◆ Exercise prompt
Retype each line exactly. Skip images.

◆ Data records
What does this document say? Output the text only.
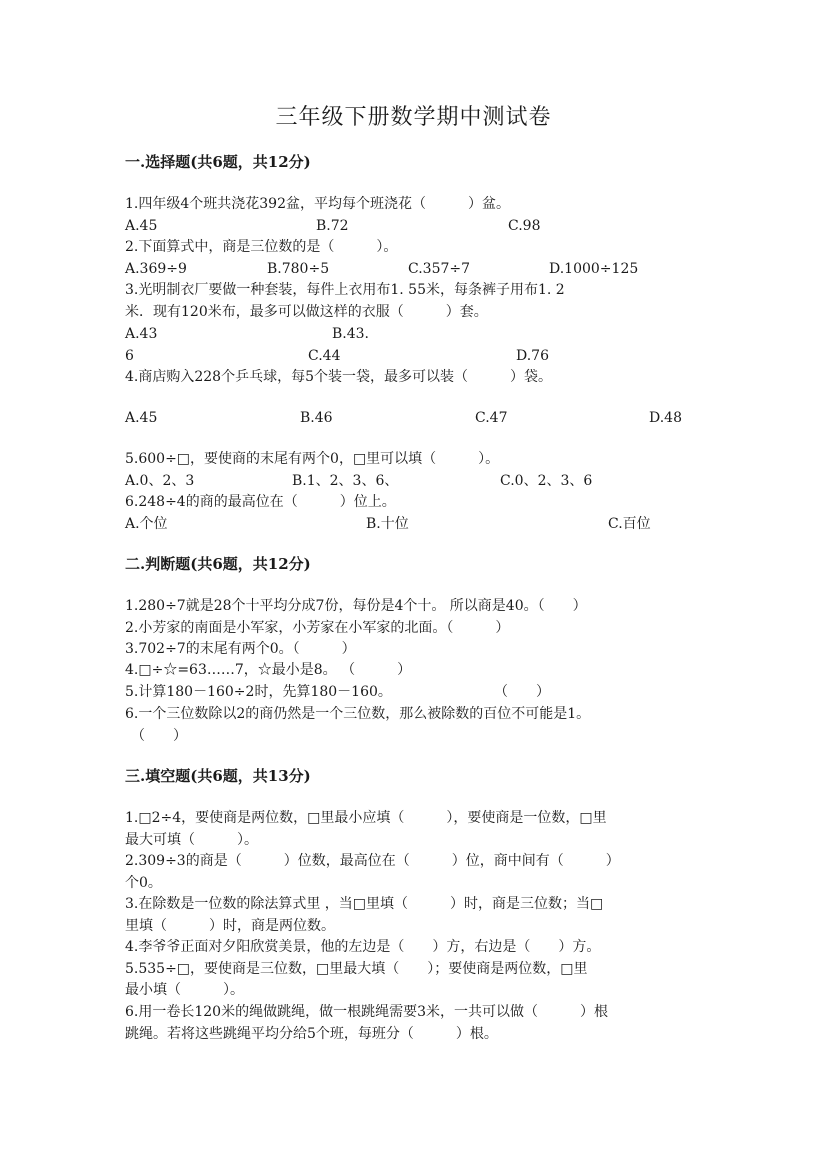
三年级下册数学期中测试卷
一.选择题(共6题，共12分)
1.四年级4个班共浇花392盆，平均每个班浇花（　　　）盆。
A.45	B.72	C.98
2.下面算式中，商是三位数的是（　　　）。
A.369÷9	B.780÷5	C.357÷7	D.1000÷125
3.光明制衣厂要做一种套装，每件上衣用布1. 55米，每条裤子用布1. 2
米．现有120米布，最多可以做这样的衣服（　　　）套。
A.43	B.43.
6	C.44	D.76
4.商店购入228个乒乓球，每5个装一袋，最多可以装（　　　）袋。
A.45	B.46	C.47	D.48
5.600÷□，要使商的末尾有两个0，□里可以填（　　　）。
A.0、2、3	B.1、2、3、6、	C.0、2、3、6
6.248÷4的商的最高位在（　　　）位上。
A.个位	B.十位	C.百位
二.判断题(共6题，共12分)
1.280÷7就是28个十平均分成7份，每份是4个十。 所以商是40。（　　）
2.小芳家的南面是小军家，小芳家在小军家的北面。（　　　）
3.702÷7的末尾有两个0。（　　　）
4.□÷☆=63……7，☆最小是8。 （　　　）
5.计算180－160÷2时，先算180－160。	（　　）
6.一个三位数除以2的商仍然是一个三位数，那么被除数的百位不可能是1。
（　　）
三.填空题(共6题，共13分)
1.□2÷4，要使商是两位数，□里最小应填（　　　），要使商是一位数，□里
最大可填（　　　）。
2.309÷3的商是（　　　）位数，最高位在（　　　）位，商中间有（　　　）
个0。
3.在除数是一位数的除法算式里 ，当□里填（　　　）时，商是三位数；当□
里填（　　　）时，商是两位数。
4.李爷爷正面对夕阳欣赏美景，他的左边是（　　）方，右边是（　　）方。
5.535÷□，要使商是三位数，□里最大填（　　）；要使商是两位数，□里
最小填（　　　）。
6.用一卷长120米的绳做跳绳，做一根跳绳需要3米，一共可以做（　　　）根
跳绳。若将这些跳绳平均分给5个班，每班分（　　　）根。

◆ Output for this task
What does this document say? Output the text only.
三年级下册数学期中测试卷
一.选择题(共6题，共12分)
1.四年级4个班共浇花392盆，平均每个班浇花（　　　）盆。
A.45	B.72	C.98
2.下面算式中，商是三位数的是（　　　）。
A.369÷9	B.780÷5	C.357÷7	D.1000÷125
3.光明制衣厂要做一种套装，每件上衣用布1. 55米，每条裤子用布1. 2
米．现有120米布，最多可以做这样的衣服（　　　）套。
A.43	B.43.
6	C.44	D.76
4.商店购入228个乒乓球，每5个装一袋，最多可以装（　　　）袋。
A.45	B.46	C.47	D.48
5.600÷□，要使商的末尾有两个0，□里可以填（　　　）。
A.0、2、3	B.1、2、3、6、	C.0、2、3、6
6.248÷4的商的最高位在（　　　）位上。
A.个位	B.十位	C.百位
二.判断题(共6题，共12分)
1.280÷7就是28个十平均分成7份，每份是4个十。 所以商是40。（　　）
2.小芳家的南面是小军家，小芳家在小军家的北面。（　　　）
3.702÷7的末尾有两个0。（　　　）
4.□÷☆=63……7，☆最小是8。 （　　　）
5.计算180－160÷2时，先算180－160。	（　　）
6.一个三位数除以2的商仍然是一个三位数，那么被除数的百位不可能是1。
（　　）
三.填空题(共6题，共13分)
1.□2÷4，要使商是两位数，□里最小应填（　　　），要使商是一位数，□里
最大可填（　　　）。
2.309÷3的商是（　　　）位数，最高位在（　　　）位，商中间有（　　　）
个0。
3.在除数是一位数的除法算式里 ，当□里填（　　　）时，商是三位数；当□
里填（　　　）时，商是两位数。
4.李爷爷正面对夕阳欣赏美景，他的左边是（　　）方，右边是（　　）方。
5.535÷□，要使商是三位数，□里最大填（　　）；要使商是两位数，□里
最小填（　　　）。
6.用一卷长120米的绳做跳绳，做一根跳绳需要3米，一共可以做（　　　）根
跳绳。若将这些跳绳平均分给5个班，每班分（　　　）根。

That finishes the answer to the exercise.